Problem requirements - Please transcribe the listing below in full and word for word, without its pictures.

___ Information given ___

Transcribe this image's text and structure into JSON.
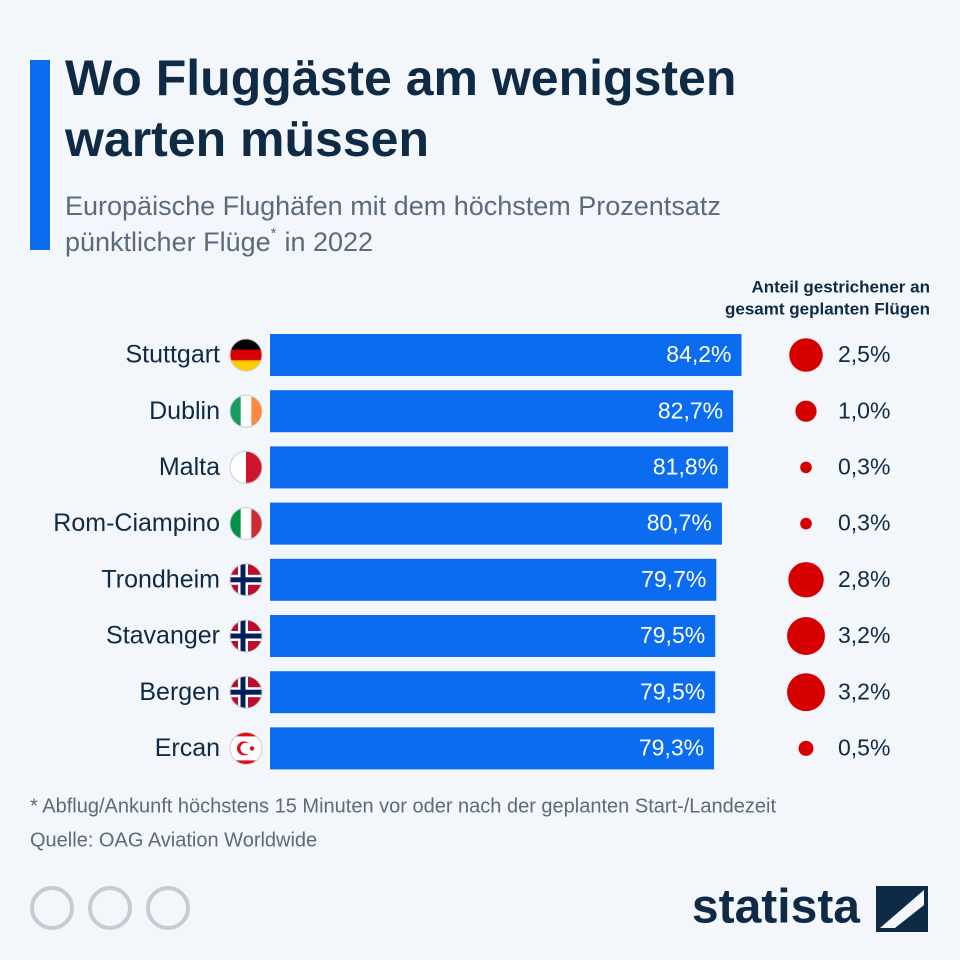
{
  "chart_data": {
    "type": "bar",
    "orientation": "horizontal",
    "title_lines": [
      "Wo Fluggäste am wenigsten",
      "warten müssen"
    ],
    "subtitle_lines": [
      "Europäische Flughäfen mit dem höchstem Prozentsatz",
      "pünktlicher Flüge"
    ],
    "subtitle_mark": "*",
    "subtitle_end": "in 2022",
    "categories": [
      "Stuttgart",
      "Dublin",
      "Malta",
      "Rom-Ciampino",
      "Trondheim",
      "Stavanger",
      "Bergen",
      "Ercan"
    ],
    "values": [
      84.2,
      82.7,
      81.8,
      80.7,
      79.7,
      79.5,
      79.5,
      79.3
    ],
    "value_labels": [
      "84,2%",
      "82,7%",
      "81,8%",
      "80,7%",
      "79,7%",
      "79,5%",
      "79,5%",
      "79,3%"
    ],
    "color": "#0b6cf0",
    "bubbles": {
      "title_lines": [
        "Anteil gestrichener an",
        "gesamt geplanten Flügen"
      ],
      "values": [
        2.5,
        1.0,
        0.3,
        0.3,
        2.8,
        3.2,
        3.2,
        0.5
      ],
      "value_labels": [
        "2,5%",
        "1,0%",
        "0,3%",
        "0,3%",
        "2,8%",
        "3,2%",
        "3,2%",
        "0,5%"
      ],
      "color": "#d60000"
    },
    "footnote": "* Abflug/Ankunft höchstens 15 Minuten vor oder nach der geplanten Start-/Landezeit",
    "source": "Quelle: OAG Aviation Worldwide",
    "brand": "statista"
  }
}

___

Result below -
Transcribe this image's text and structure into JSON.
{
  "chart_data": {
    "type": "bar",
    "orientation": "horizontal",
    "title_lines": [
      "Wo Fluggäste am wenigsten",
      "warten müssen"
    ],
    "subtitle_lines": [
      "Europäische Flughäfen mit dem höchstem Prozentsatz",
      "pünktlicher Flüge"
    ],
    "subtitle_mark": "*",
    "subtitle_end": "in 2022",
    "categories": [
      "Stuttgart",
      "Dublin",
      "Malta",
      "Rom-Ciampino",
      "Trondheim",
      "Stavanger",
      "Bergen",
      "Ercan"
    ],
    "values": [
      84.2,
      82.7,
      81.8,
      80.7,
      79.7,
      79.5,
      79.5,
      79.3
    ],
    "value_labels": [
      "84,2%",
      "82,7%",
      "81,8%",
      "80,7%",
      "79,7%",
      "79,5%",
      "79,5%",
      "79,3%"
    ],
    "color": "#0b6cf0",
    "bubbles": {
      "title_lines": [
        "Anteil gestrichener an",
        "gesamt geplanten Flügen"
      ],
      "values": [
        2.5,
        1.0,
        0.3,
        0.3,
        2.8,
        3.2,
        3.2,
        0.5
      ],
      "value_labels": [
        "2,5%",
        "1,0%",
        "0,3%",
        "0,3%",
        "2,8%",
        "3,2%",
        "3,2%",
        "0,5%"
      ],
      "color": "#d60000"
    },
    "footnote": "* Abflug/Ankunft höchstens 15 Minuten vor oder nach der geplanten Start-/Landezeit",
    "source": "Quelle: OAG Aviation Worldwide",
    "brand": "statista"
  }
}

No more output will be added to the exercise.